== WHAT YOU NEED TO DO ==
Gather all lines with the word "flag" in them.

-- start --

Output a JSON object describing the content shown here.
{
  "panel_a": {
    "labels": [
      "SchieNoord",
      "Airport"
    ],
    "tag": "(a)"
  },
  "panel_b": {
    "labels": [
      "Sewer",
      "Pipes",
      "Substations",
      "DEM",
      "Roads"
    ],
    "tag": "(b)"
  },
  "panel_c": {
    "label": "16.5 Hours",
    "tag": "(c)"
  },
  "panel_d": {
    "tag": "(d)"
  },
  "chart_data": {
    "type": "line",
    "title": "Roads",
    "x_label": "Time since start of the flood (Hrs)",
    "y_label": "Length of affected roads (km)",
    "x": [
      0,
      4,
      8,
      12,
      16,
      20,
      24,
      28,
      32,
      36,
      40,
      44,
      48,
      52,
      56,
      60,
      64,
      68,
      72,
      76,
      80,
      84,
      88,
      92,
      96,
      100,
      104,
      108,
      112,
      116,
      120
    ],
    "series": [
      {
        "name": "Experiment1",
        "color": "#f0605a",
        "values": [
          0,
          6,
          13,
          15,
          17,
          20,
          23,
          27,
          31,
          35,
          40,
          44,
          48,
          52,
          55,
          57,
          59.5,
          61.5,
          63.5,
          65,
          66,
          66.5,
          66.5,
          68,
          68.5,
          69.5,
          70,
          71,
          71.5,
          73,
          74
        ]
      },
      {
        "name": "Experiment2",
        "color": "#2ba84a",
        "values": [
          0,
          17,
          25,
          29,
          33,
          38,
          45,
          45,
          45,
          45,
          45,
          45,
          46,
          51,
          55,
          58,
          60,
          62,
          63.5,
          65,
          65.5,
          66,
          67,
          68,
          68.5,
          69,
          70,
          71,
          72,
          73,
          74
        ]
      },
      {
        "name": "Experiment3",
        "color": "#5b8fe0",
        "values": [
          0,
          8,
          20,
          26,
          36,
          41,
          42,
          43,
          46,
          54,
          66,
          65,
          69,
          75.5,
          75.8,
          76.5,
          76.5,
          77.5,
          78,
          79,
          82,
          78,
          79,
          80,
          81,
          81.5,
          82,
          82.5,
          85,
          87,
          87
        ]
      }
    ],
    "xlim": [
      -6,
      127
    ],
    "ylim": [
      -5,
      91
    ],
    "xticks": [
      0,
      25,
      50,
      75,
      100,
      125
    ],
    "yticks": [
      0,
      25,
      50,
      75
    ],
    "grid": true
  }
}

-- end --
-- start --

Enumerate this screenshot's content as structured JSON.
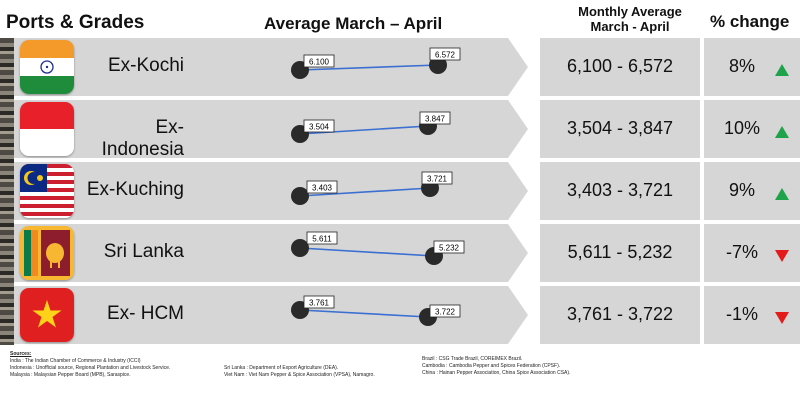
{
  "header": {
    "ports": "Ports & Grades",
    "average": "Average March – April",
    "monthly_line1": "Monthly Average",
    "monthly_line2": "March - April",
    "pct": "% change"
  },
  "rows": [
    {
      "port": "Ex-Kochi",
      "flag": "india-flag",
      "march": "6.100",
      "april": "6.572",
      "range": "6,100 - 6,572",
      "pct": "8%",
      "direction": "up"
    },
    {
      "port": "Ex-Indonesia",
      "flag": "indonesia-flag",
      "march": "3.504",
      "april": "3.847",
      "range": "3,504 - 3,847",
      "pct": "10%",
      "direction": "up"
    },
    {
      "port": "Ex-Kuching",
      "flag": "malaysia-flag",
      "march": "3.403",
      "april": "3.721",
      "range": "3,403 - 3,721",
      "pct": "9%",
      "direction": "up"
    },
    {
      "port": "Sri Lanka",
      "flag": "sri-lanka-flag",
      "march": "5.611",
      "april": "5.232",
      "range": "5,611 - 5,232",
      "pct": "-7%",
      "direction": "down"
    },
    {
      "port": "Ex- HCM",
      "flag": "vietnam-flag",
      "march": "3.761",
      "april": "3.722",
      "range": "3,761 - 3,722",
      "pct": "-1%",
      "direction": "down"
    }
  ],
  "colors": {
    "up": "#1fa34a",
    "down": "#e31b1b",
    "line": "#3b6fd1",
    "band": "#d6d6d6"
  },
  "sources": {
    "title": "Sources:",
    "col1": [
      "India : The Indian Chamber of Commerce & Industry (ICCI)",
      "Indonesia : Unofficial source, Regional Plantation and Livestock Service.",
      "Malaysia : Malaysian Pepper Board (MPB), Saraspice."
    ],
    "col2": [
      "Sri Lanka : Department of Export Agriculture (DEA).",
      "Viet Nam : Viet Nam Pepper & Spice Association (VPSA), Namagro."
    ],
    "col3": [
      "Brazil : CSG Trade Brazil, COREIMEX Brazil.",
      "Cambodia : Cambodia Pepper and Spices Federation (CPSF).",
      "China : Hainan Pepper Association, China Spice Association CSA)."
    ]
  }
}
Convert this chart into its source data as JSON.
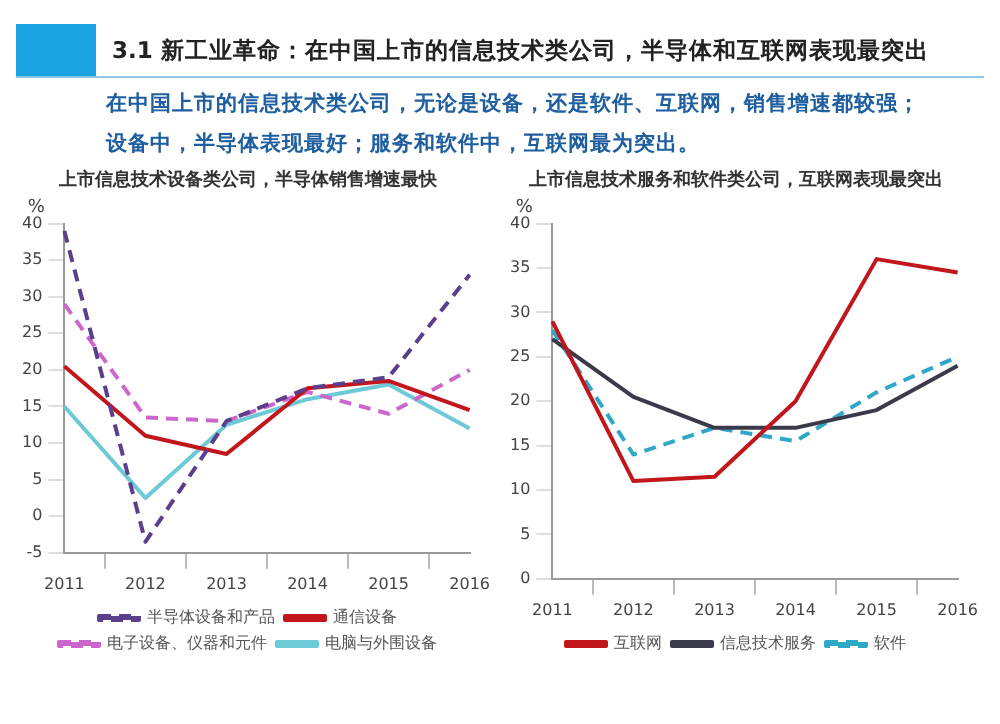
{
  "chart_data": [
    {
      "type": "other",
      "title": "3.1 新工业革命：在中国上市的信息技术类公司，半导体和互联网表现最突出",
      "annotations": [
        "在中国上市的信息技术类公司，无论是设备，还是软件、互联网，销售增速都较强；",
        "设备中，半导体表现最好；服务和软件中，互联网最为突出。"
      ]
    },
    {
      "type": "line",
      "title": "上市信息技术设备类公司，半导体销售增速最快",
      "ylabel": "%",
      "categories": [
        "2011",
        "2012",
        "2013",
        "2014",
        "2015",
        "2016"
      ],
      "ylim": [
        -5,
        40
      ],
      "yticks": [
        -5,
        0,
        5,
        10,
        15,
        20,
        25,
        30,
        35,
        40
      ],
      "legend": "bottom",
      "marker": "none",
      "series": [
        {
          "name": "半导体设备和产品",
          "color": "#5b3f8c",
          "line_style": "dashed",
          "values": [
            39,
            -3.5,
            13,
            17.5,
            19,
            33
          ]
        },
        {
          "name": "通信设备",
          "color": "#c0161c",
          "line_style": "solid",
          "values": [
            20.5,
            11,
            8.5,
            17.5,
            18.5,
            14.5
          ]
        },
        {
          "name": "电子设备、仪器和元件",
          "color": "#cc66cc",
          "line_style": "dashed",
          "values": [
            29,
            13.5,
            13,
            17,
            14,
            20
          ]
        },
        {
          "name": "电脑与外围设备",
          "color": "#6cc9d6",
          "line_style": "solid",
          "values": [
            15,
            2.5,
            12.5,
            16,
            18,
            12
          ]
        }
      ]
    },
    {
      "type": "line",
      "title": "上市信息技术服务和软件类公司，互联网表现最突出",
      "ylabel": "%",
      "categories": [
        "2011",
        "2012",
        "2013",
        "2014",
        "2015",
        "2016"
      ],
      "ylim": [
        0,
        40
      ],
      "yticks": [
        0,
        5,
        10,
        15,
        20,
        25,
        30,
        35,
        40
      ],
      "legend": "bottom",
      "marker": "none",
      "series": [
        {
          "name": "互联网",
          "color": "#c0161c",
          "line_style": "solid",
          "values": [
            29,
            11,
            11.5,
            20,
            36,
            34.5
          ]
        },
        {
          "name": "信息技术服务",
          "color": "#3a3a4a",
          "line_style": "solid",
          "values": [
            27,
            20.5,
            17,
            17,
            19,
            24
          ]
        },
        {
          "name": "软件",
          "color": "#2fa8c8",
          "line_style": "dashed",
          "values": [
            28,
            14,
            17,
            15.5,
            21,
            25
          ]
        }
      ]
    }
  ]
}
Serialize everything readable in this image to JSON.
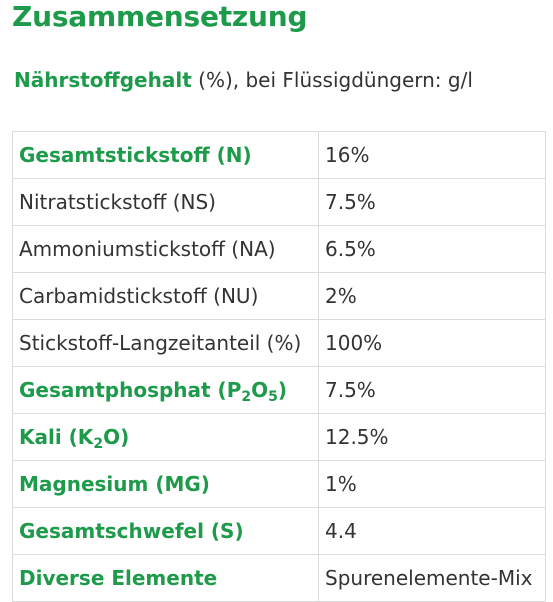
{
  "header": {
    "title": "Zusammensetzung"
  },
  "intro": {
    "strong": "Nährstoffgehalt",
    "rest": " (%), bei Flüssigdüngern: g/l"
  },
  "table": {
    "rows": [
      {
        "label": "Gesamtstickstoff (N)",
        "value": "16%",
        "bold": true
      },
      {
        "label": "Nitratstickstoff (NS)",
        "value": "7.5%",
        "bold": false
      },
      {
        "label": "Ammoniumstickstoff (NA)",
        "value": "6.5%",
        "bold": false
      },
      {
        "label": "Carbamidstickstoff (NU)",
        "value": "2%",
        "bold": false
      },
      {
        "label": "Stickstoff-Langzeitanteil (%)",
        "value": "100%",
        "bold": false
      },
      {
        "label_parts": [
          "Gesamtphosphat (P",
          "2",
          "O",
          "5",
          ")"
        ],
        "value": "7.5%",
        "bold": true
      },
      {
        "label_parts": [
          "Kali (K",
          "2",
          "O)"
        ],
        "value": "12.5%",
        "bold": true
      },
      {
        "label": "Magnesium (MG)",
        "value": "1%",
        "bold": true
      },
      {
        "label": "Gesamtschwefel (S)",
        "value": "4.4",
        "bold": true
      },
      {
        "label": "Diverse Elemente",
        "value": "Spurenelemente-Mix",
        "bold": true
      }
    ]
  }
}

-- end --

== FULL SOLUTION ==
      "flag": "india-flag",
      "flag": "indonesia-flag",
      "flag": "malaysia-flag",
      "flag": "sri-lanka-flag",
      "flag": "vietnam-flag",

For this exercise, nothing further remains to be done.